## Begin The records

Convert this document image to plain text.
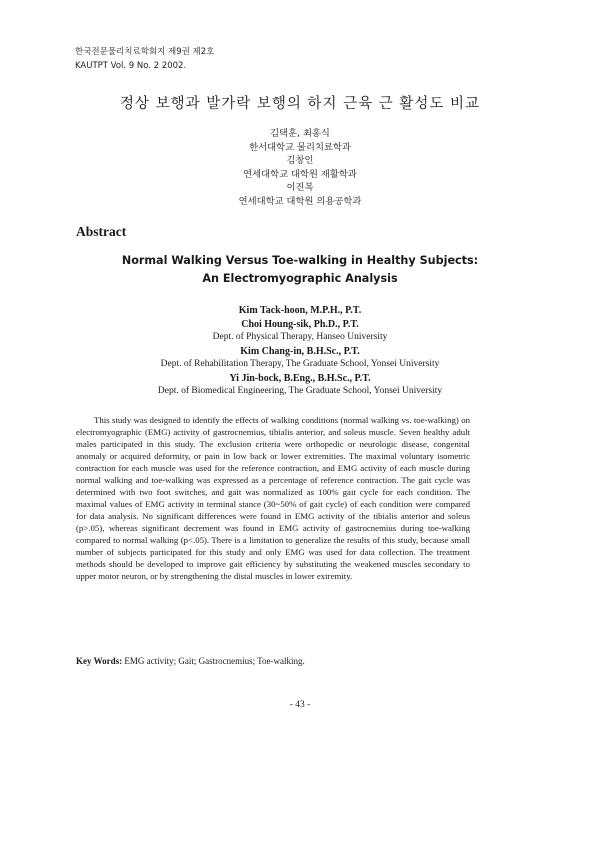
한국전문물리치료학회지 제9권 제2호
KAUTPT Vol. 9 No. 2 2002.
정상 보행과 발가락 보행의 하지 근육 근 활성도 비교
김택훈, 최홍식
한서대학교 물리치료학과
김창인
연세대학교 대학원 재활학과
이진복
연세대학교 대학원 의용공학과
Abstract
Normal Walking Versus Toe-walking in Healthy Subjects:
An Electromyographic Analysis
Kim Tack-hoon, M.P.H., P.T.
Choi Houng-sik, Ph.D., P.T.
Dept. of Physical Therapy, Hanseo University
Kim Chang-in, B.H.Sc., P.T.
Dept. of Rehabilitation Therapy, The Graduate School, Yonsei University
Yi Jin-bock, B.Eng., B.H.Sc., P.T.
Dept. of Biomedical Engineering, The Graduate School, Yonsei University

This study was designed to identify the effects of walking conditions (normal walking vs. toe-walking) on electromyographic (EMG) activity of gastrocnemius, tibialis anterior, and soleus muscle. Seven healthy adult males participated in this study. The exclusion criteria were orthopedic or neurologic disease, congenital anomaly or acquired deformity, or pain in low back or lower extremities. The maximal voluntary isometric contraction for each muscle was used for the reference contraction, and EMG activity of each muscle during normal walking and toe-walking was expressed as a percentage of reference contraction. The gait cycle was determined with two foot switches, and gait was normalized as 100% gait cycle for each condition. The maximal values of EMG activity in terminal stance (30~50% of gait cycle) of each condition were compared for data analysis. No significant differences were found in EMG activity of the tibialis anterior and soleus (p>.05), whereas significant decrement was found in EMG activity of gastrocnemius during toe-walking compared to normal walking (p<.05). There is a limitation to generalize the results of this study, because small number of subjects participated for this study and only EMG was used for data collection. The treatment methods should be developed to improve gait efficiency by substituting the weakened muscles secondary to upper motor neuron, or by strengthening the distal muscles in lower extremity.

Key Words: EMG activity; Gait; Gastrocnemius; Toe-walking.
- 43 -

## End The records

**Challenge:**
The listing above must be printed again exactly, minus its pictures.

**Completed exercise:**
Convert this document image to plain text.
한국전문물리치료학회지 제9권 제2호
KAUTPT Vol. 9 No. 2 2002.
정상 보행과 발가락 보행의 하지 근육 근 활성도 비교
김택훈, 최홍식
한서대학교 물리치료학과
김창인
연세대학교 대학원 재활학과
이진복
연세대학교 대학원 의용공학과
Abstract
Normal Walking Versus Toe-walking in Healthy Subjects:
An Electromyographic Analysis
Kim Tack-hoon, M.P.H., P.T.
Choi Houng-sik, Ph.D., P.T.
Dept. of Physical Therapy, Hanseo University
Kim Chang-in, B.H.Sc., P.T.
Dept. of Rehabilitation Therapy, The Graduate School, Yonsei University
Yi Jin-bock, B.Eng., B.H.Sc., P.T.
Dept. of Biomedical Engineering, The Graduate School, Yonsei University

This study was designed to identify the effects of walking conditions (normal walking vs. toe-walking) on electromyographic (EMG) activity of gastrocnemius, tibialis anterior, and soleus muscle. Seven healthy adult males participated in this study. The exclusion criteria were orthopedic or neurologic disease, congenital anomaly or acquired deformity, or pain in low back or lower extremities. The maximal voluntary isometric contraction for each muscle was used for the reference contraction, and EMG activity of each muscle during normal walking and toe-walking was expressed as a percentage of reference contraction. The gait cycle was determined with two foot switches, and gait was normalized as 100% gait cycle for each condition. The maximal values of EMG activity in terminal stance (30~50% of gait cycle) of each condition were compared for data analysis. No significant differences were found in EMG activity of the tibialis anterior and soleus (p>.05), whereas significant decrement was found in EMG activity of gastrocnemius during toe-walking compared to normal walking (p<.05). There is a limitation to generalize the results of this study, because small number of subjects participated for this study and only EMG was used for data collection. The treatment methods should be developed to improve gait efficiency by substituting the weakened muscles secondary to upper motor neuron, or by strengthening the distal muscles in lower extremity.

Key Words: EMG activity; Gait; Gastrocnemius; Toe-walking.
- 43 -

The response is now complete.